* [OBJECTIVE]: Please print the full listing exactly.

:: DATA FOR THE TASK

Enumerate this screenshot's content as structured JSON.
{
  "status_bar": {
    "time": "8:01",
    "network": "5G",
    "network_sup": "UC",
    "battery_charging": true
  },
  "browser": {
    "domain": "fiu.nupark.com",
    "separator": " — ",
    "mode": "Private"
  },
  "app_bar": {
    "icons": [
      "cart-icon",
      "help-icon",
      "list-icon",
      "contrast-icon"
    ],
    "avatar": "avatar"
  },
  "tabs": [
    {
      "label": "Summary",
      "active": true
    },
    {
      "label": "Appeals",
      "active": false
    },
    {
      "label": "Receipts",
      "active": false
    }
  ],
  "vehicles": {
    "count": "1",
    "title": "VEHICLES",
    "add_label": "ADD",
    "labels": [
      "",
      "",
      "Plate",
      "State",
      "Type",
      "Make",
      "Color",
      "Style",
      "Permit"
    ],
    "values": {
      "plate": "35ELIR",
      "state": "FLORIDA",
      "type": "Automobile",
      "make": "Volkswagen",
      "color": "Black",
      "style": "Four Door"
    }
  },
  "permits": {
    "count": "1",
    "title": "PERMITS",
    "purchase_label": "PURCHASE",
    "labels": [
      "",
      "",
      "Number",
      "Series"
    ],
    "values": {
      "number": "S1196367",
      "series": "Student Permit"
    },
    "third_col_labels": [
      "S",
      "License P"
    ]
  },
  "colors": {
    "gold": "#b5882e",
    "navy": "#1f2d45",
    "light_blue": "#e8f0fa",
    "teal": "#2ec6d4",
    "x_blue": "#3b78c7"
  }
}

::::

* [RESULT FOR THIS EXERCISE]:
Enumerate this screenshot's content as structured JSON.
{
  "status_bar": {
    "time": "8:01",
    "network": "5G",
    "network_sup": "UC",
    "battery_charging": true
  },
  "browser": {
    "domain": "fiu.nupark.com",
    "separator": " — ",
    "mode": "Private"
  },
  "app_bar": {
    "icons": [
      "cart-icon",
      "help-icon",
      "list-icon",
      "contrast-icon"
    ],
    "avatar": "avatar"
  },
  "tabs": [
    {
      "label": "Summary",
      "active": true
    },
    {
      "label": "Appeals",
      "active": false
    },
    {
      "label": "Receipts",
      "active": false
    }
  ],
  "vehicles": {
    "count": "1",
    "title": "VEHICLES",
    "add_label": "ADD",
    "labels": [
      "",
      "",
      "Plate",
      "State",
      "Type",
      "Make",
      "Color",
      "Style",
      "Permit"
    ],
    "values": {
      "plate": "35ELIR",
      "state": "FLORIDA",
      "type": "Automobile",
      "make": "Volkswagen",
      "color": "Black",
      "style": "Four Door"
    }
  },
  "permits": {
    "count": "1",
    "title": "PERMITS",
    "purchase_label": "PURCHASE",
    "labels": [
      "",
      "",
      "Number",
      "Series"
    ],
    "values": {
      "number": "S1196367",
      "series": "Student Permit"
    },
    "third_col_labels": [
      "S",
      "License P"
    ]
  },
  "colors": {
    "gold": "#b5882e",
    "navy": "#1f2d45",
    "light_blue": "#e8f0fa",
    "teal": "#2ec6d4",
    "x_blue": "#3b78c7"
  }
}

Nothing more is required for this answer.